▸ Task brief:
Take the records underneath and set them down exactly.

▸ Information given:

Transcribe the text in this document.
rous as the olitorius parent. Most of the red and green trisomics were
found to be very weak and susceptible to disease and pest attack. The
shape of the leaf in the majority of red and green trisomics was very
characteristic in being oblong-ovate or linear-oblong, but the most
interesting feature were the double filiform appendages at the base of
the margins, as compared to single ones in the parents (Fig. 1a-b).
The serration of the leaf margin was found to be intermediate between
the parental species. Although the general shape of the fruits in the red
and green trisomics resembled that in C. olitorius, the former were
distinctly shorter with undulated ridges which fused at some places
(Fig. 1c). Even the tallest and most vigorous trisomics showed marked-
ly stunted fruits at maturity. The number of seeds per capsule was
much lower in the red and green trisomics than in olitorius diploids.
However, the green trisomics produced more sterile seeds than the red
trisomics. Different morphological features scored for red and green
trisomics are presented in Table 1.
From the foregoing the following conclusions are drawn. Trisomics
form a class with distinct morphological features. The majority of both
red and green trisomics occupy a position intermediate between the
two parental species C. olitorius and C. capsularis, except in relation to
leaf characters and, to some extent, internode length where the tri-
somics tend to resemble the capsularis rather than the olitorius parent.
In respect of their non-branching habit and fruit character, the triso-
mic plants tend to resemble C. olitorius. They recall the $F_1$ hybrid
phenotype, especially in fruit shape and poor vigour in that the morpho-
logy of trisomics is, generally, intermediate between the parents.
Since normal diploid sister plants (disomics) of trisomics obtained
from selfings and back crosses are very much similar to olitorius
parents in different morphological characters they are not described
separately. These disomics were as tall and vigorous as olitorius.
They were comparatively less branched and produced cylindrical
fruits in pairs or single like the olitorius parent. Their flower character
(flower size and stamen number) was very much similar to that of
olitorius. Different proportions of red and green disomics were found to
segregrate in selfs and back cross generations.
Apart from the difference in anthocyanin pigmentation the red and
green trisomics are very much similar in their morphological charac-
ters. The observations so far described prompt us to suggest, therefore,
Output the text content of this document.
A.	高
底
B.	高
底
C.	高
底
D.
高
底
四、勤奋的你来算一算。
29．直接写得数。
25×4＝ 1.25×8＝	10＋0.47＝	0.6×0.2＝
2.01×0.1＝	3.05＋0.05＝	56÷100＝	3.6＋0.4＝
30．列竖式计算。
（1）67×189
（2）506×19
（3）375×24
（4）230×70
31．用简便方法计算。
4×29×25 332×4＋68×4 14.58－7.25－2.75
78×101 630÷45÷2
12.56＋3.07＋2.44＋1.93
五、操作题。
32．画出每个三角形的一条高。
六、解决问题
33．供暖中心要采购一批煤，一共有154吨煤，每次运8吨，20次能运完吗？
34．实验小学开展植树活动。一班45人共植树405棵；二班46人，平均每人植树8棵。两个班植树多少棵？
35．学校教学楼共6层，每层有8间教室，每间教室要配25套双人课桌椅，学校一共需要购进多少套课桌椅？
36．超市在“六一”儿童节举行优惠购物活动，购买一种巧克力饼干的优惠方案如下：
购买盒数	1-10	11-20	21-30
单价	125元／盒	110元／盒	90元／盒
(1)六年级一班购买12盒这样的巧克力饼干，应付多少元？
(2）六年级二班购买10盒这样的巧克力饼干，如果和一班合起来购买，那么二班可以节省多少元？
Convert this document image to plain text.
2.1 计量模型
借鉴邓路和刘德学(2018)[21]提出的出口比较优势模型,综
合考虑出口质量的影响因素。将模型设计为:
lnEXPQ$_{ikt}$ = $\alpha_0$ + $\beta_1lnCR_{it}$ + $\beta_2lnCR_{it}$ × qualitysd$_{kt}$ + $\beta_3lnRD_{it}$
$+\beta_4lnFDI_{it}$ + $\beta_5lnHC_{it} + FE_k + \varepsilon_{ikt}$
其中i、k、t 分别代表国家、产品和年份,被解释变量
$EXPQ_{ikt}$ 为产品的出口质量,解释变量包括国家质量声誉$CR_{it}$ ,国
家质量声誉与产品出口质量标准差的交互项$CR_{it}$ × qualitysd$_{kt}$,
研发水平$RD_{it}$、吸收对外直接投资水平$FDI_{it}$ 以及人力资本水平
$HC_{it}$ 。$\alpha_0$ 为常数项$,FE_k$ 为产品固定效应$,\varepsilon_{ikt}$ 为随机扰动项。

▸ Expected output:
Transcribe the text in this document.
rous as the olitorius parent. Most of the red and green trisomics were
found to be very weak and susceptible to disease and pest attack. The
shape of the leaf in the majority of red and green trisomics was very
characteristic in being oblong-ovate or linear-oblong, but the most
interesting feature were the double filiform appendages at the base of
the margins, as compared to single ones in the parents (Fig. 1a-b).
The serration of the leaf margin was found to be intermediate between
the parental species. Although the general shape of the fruits in the red
and green trisomics resembled that in C. olitorius, the former were
distinctly shorter with undulated ridges which fused at some places
(Fig. 1c). Even the tallest and most vigorous trisomics showed marked-
ly stunted fruits at maturity. The number of seeds per capsule was
much lower in the red and green trisomics than in olitorius diploids.
However, the green trisomics produced more sterile seeds than the red
trisomics. Different morphological features scored for red and green
trisomics are presented in Table 1.
From the foregoing the following conclusions are drawn. Trisomics
form a class with distinct morphological features. The majority of both
red and green trisomics occupy a position intermediate between the
two parental species C. olitorius and C. capsularis, except in relation to
leaf characters and, to some extent, internode length where the tri-
somics tend to resemble the capsularis rather than the olitorius parent.
In respect of their non-branching habit and fruit character, the triso-
mic plants tend to resemble C. olitorius. They recall the $F_1$ hybrid
phenotype, especially in fruit shape and poor vigour in that the morpho-
logy of trisomics is, generally, intermediate between the parents.
Since normal diploid sister plants (disomics) of trisomics obtained
from selfings and back crosses are very much similar to olitorius
parents in different morphological characters they are not described
separately. These disomics were as tall and vigorous as olitorius.
They were comparatively less branched and produced cylindrical
fruits in pairs or single like the olitorius parent. Their flower character
(flower size and stamen number) was very much similar to that of
olitorius. Different proportions of red and green disomics were found to
segregrate in selfs and back cross generations.
Apart from the difference in anthocyanin pigmentation the red and
green trisomics are very much similar in their morphological charac-
ters. The observations so far described prompt us to suggest, therefore,
Output the text content of this document.
A.	高
底
B.	高
底
C.	高
底
D.
高
底
四、勤奋的你来算一算。
29．直接写得数。
25×4＝ 1.25×8＝	10＋0.47＝	0.6×0.2＝
2.01×0.1＝	3.05＋0.05＝	56÷100＝	3.6＋0.4＝
30．列竖式计算。
（1）67×189
（2）506×19
（3）375×24
（4）230×70
31．用简便方法计算。
4×29×25 332×4＋68×4 14.58－7.25－2.75
78×101 630÷45÷2
12.56＋3.07＋2.44＋1.93
五、操作题。
32．画出每个三角形的一条高。
六、解决问题
33．供暖中心要采购一批煤，一共有154吨煤，每次运8吨，20次能运完吗？
34．实验小学开展植树活动。一班45人共植树405棵；二班46人，平均每人植树8棵。两个班植树多少棵？
35．学校教学楼共6层，每层有8间教室，每间教室要配25套双人课桌椅，学校一共需要购进多少套课桌椅？
36．超市在“六一”儿童节举行优惠购物活动，购买一种巧克力饼干的优惠方案如下：
购买盒数	1-10	11-20	21-30
单价	125元／盒	110元／盒	90元／盒
(1)六年级一班购买12盒这样的巧克力饼干，应付多少元？
(2）六年级二班购买10盒这样的巧克力饼干，如果和一班合起来购买，那么二班可以节省多少元？
Convert this document image to plain text.
2.1 计量模型
借鉴邓路和刘德学(2018)[21]提出的出口比较优势模型,综
合考虑出口质量的影响因素。将模型设计为:
lnEXPQ$_{ikt}$ = $\alpha_0$ + $\beta_1lnCR_{it}$ + $\beta_2lnCR_{it}$ × qualitysd$_{kt}$ + $\beta_3lnRD_{it}$
$+\beta_4lnFDI_{it}$ + $\beta_5lnHC_{it} + FE_k + \varepsilon_{ikt}$
其中i、k、t 分别代表国家、产品和年份,被解释变量
$EXPQ_{ikt}$ 为产品的出口质量,解释变量包括国家质量声誉$CR_{it}$ ,国
家质量声誉与产品出口质量标准差的交互项$CR_{it}$ × qualitysd$_{kt}$,
研发水平$RD_{it}$、吸收对外直接投资水平$FDI_{it}$ 以及人力资本水平
$HC_{it}$ 。$\alpha_0$ 为常数项$,FE_k$ 为产品固定效应$,\varepsilon_{ikt}$ 为随机扰动项。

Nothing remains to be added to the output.